— start SUPPLIED DATA —

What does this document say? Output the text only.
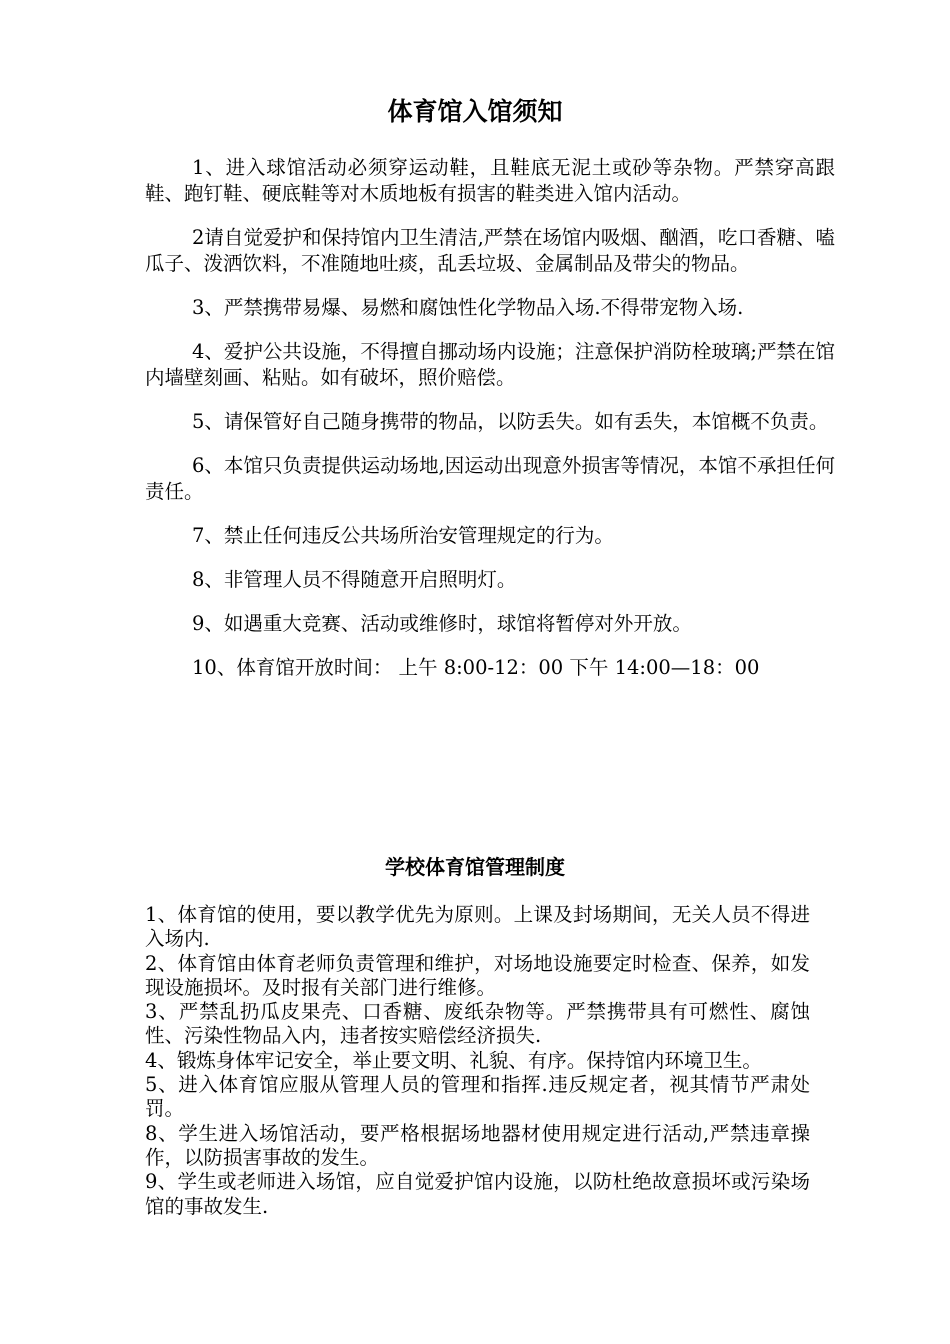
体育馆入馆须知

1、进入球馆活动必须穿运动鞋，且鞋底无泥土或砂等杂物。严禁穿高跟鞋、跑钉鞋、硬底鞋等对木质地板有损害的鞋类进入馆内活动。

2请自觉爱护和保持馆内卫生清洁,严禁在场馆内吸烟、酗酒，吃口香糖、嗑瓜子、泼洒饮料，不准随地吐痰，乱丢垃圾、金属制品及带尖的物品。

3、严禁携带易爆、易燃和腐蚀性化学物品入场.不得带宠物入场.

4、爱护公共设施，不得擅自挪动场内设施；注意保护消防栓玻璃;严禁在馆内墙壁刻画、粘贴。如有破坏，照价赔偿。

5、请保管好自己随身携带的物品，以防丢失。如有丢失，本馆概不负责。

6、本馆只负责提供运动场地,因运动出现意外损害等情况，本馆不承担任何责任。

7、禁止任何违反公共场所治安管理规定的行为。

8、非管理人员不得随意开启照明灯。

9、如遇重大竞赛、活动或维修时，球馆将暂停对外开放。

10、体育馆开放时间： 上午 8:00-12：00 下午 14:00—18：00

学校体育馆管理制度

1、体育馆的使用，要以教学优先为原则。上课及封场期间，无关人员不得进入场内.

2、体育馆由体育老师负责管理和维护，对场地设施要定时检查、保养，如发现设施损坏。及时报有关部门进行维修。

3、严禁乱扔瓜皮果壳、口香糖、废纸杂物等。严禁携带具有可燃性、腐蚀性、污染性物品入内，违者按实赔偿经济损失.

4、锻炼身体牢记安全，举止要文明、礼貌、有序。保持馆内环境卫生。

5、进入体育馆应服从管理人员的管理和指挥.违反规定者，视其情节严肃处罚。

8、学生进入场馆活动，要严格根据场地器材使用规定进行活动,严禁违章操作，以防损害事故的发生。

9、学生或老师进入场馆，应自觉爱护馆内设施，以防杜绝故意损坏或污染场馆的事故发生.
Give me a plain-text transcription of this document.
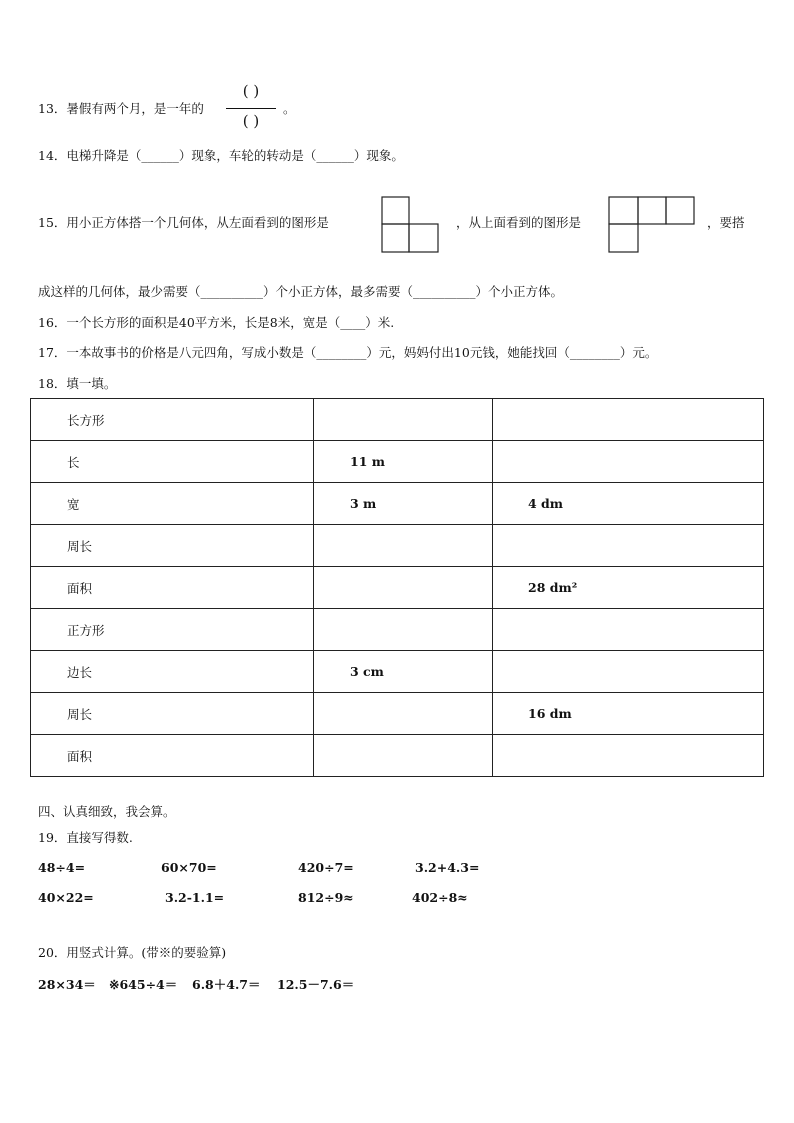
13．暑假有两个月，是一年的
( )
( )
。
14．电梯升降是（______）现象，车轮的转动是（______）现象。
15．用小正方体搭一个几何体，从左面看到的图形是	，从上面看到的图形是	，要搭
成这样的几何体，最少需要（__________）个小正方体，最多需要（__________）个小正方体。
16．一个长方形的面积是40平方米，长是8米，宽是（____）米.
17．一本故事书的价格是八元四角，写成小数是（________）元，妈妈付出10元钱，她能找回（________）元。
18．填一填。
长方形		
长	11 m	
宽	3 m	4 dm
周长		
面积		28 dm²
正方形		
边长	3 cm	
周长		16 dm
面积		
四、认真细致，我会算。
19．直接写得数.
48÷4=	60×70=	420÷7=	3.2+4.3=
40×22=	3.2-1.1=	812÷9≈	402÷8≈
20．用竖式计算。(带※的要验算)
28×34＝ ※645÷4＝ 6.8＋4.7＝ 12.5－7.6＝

— end SUPPLIED DATA —

Repeat the material above verbatim, with no pictures in the output.

What does this document say? Output the text only.
体育馆入馆须知

1、进入球馆活动必须穿运动鞋，且鞋底无泥土或砂等杂物。严禁穿高跟鞋、跑钉鞋、硬底鞋等对木质地板有损害的鞋类进入馆内活动。

2请自觉爱护和保持馆内卫生清洁,严禁在场馆内吸烟、酗酒，吃口香糖、嗑瓜子、泼洒饮料，不准随地吐痰，乱丢垃圾、金属制品及带尖的物品。

3、严禁携带易爆、易燃和腐蚀性化学物品入场.不得带宠物入场.

4、爱护公共设施，不得擅自挪动场内设施；注意保护消防栓玻璃;严禁在馆内墙壁刻画、粘贴。如有破坏，照价赔偿。

5、请保管好自己随身携带的物品，以防丢失。如有丢失，本馆概不负责。

6、本馆只负责提供运动场地,因运动出现意外损害等情况，本馆不承担任何责任。

7、禁止任何违反公共场所治安管理规定的行为。

8、非管理人员不得随意开启照明灯。

9、如遇重大竞赛、活动或维修时，球馆将暂停对外开放。

10、体育馆开放时间： 上午 8:00-12：00 下午 14:00—18：00

学校体育馆管理制度

1、体育馆的使用，要以教学优先为原则。上课及封场期间，无关人员不得进入场内.

2、体育馆由体育老师负责管理和维护，对场地设施要定时检查、保养，如发现设施损坏。及时报有关部门进行维修。

3、严禁乱扔瓜皮果壳、口香糖、废纸杂物等。严禁携带具有可燃性、腐蚀性、污染性物品入内，违者按实赔偿经济损失.

4、锻炼身体牢记安全，举止要文明、礼貌、有序。保持馆内环境卫生。

5、进入体育馆应服从管理人员的管理和指挥.违反规定者，视其情节严肃处罚。

8、学生进入场馆活动，要严格根据场地器材使用规定进行活动,严禁违章操作，以防损害事故的发生。

9、学生或老师进入场馆，应自觉爱护馆内设施，以防杜绝故意损坏或污染场馆的事故发生.
Give me a plain-text transcription of this document.
13．暑假有两个月，是一年的
( )
( )
。
14．电梯升降是（______）现象，车轮的转动是（______）现象。
15．用小正方体搭一个几何体，从左面看到的图形是	，从上面看到的图形是	，要搭
成这样的几何体，最少需要（__________）个小正方体，最多需要（__________）个小正方体。
16．一个长方形的面积是40平方米，长是8米，宽是（____）米.
17．一本故事书的价格是八元四角，写成小数是（________）元，妈妈付出10元钱，她能找回（________）元。
18．填一填。
长方形		
长	11 m	
宽	3 m	4 dm
周长		
面积		28 dm²
正方形		
边长	3 cm	
周长		16 dm
面积		
四、认真细致，我会算。
19．直接写得数.
48÷4=	60×70=	420÷7=	3.2+4.3=
40×22=	3.2-1.1=	812÷9≈	402÷8≈
20．用竖式计算。(带※的要验算)
28×34＝ ※645÷4＝ 6.8＋4.7＝ 12.5－7.6＝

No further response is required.